_EXCERPTED RECORDS_
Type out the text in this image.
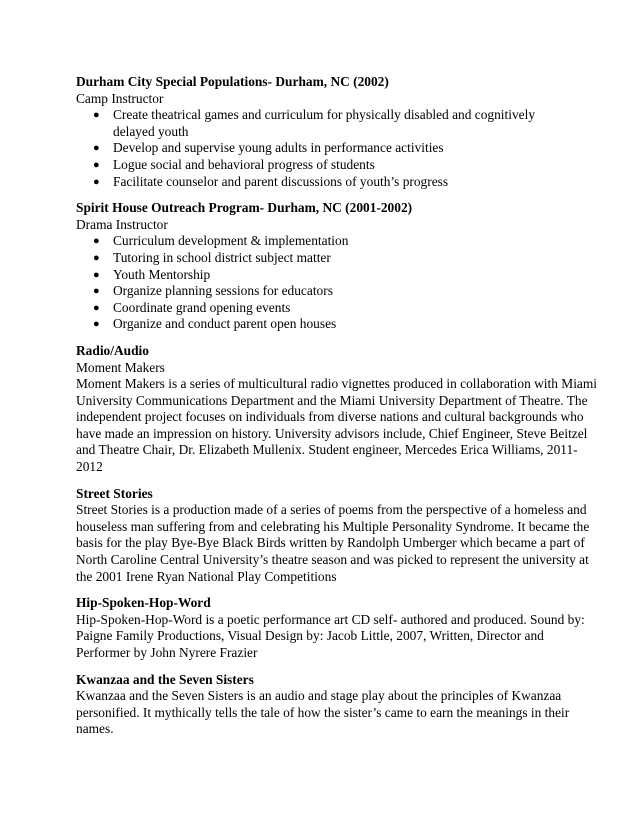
Durham City Special Populations- Durham, NC (2002)
Camp Instructor
● Create theatrical games and curriculum for physically disabled and cognitively delayed youth
● Develop and supervise young adults in performance activities
● Logue social and behavioral progress of students
● Facilitate counselor and parent discussions of youth’s progress
Spirit House Outreach Program- Durham, NC (2001-2002)
Drama Instructor
● Curriculum development & implementation
● Tutoring in school district subject matter
● Youth Mentorship
● Organize planning sessions for educators
● Coordinate grand opening events
● Organize and conduct parent open houses
Radio/Audio
Moment Makers

Moment Makers is a series of multicultural radio vignettes produced in collaboration with Miami
University Communications Department and the Miami University Department of Theatre. The
independent project focuses on individuals from diverse nations and cultural backgrounds who
have made an impression on history. University advisors include, Chief Engineer, Steve Beitzel
and Theatre Chair, Dr. Elizabeth Mullenix. Student engineer, Mercedes Erica Williams, 2011-
2012

Street Stories

Street Stories is a production made of a series of poems from the perspective of a homeless and
houseless man suffering from and celebrating his Multiple Personality Syndrome. It became the
basis for the play Bye-Bye Black Birds written by Randolph Umberger which became a part of
North Caroline Central University’s theatre season and was picked to represent the university at
the 2001 Irene Ryan National Play Competitions

Hip-Spoken-Hop-Word

Hip-Spoken-Hop-Word is a poetic performance art CD self- authored and produced. Sound by:
Paigne Family Productions, Visual Design by: Jacob Little, 2007, Written, Director and
Performer by John Nyrere Frazier

Kwanzaa and the Seven Sisters

Kwanzaa and the Seven Sisters is an audio and stage play about the principles of Kwanzaa
personified. It mythically tells the tale of how the sister’s came to earn the meanings in their
names.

_WHAT IS REQUIRED_
Reproduce all of the data exactly, omitting each picture it holds.

_ANSWER_
Type out the text in this image.
Durham City Special Populations- Durham, NC (2002)
Camp Instructor
● Create theatrical games and curriculum for physically disabled and cognitively delayed youth
● Develop and supervise young adults in performance activities
● Logue social and behavioral progress of students
● Facilitate counselor and parent discussions of youth’s progress
Spirit House Outreach Program- Durham, NC (2001-2002)
Drama Instructor
● Curriculum development & implementation
● Tutoring in school district subject matter
● Youth Mentorship
● Organize planning sessions for educators
● Coordinate grand opening events
● Organize and conduct parent open houses
Radio/Audio
Moment Makers

Moment Makers is a series of multicultural radio vignettes produced in collaboration with Miami
University Communications Department and the Miami University Department of Theatre. The
independent project focuses on individuals from diverse nations and cultural backgrounds who
have made an impression on history. University advisors include, Chief Engineer, Steve Beitzel
and Theatre Chair, Dr. Elizabeth Mullenix. Student engineer, Mercedes Erica Williams, 2011-
2012

Street Stories

Street Stories is a production made of a series of poems from the perspective of a homeless and
houseless man suffering from and celebrating his Multiple Personality Syndrome. It became the
basis for the play Bye-Bye Black Birds written by Randolph Umberger which became a part of
North Caroline Central University’s theatre season and was picked to represent the university at
the 2001 Irene Ryan National Play Competitions

Hip-Spoken-Hop-Word

Hip-Spoken-Hop-Word is a poetic performance art CD self- authored and produced. Sound by:
Paigne Family Productions, Visual Design by: Jacob Little, 2007, Written, Director and
Performer by John Nyrere Frazier

Kwanzaa and the Seven Sisters

Kwanzaa and the Seven Sisters is an audio and stage play about the principles of Kwanzaa
personified. It mythically tells the tale of how the sister’s came to earn the meanings in their
names.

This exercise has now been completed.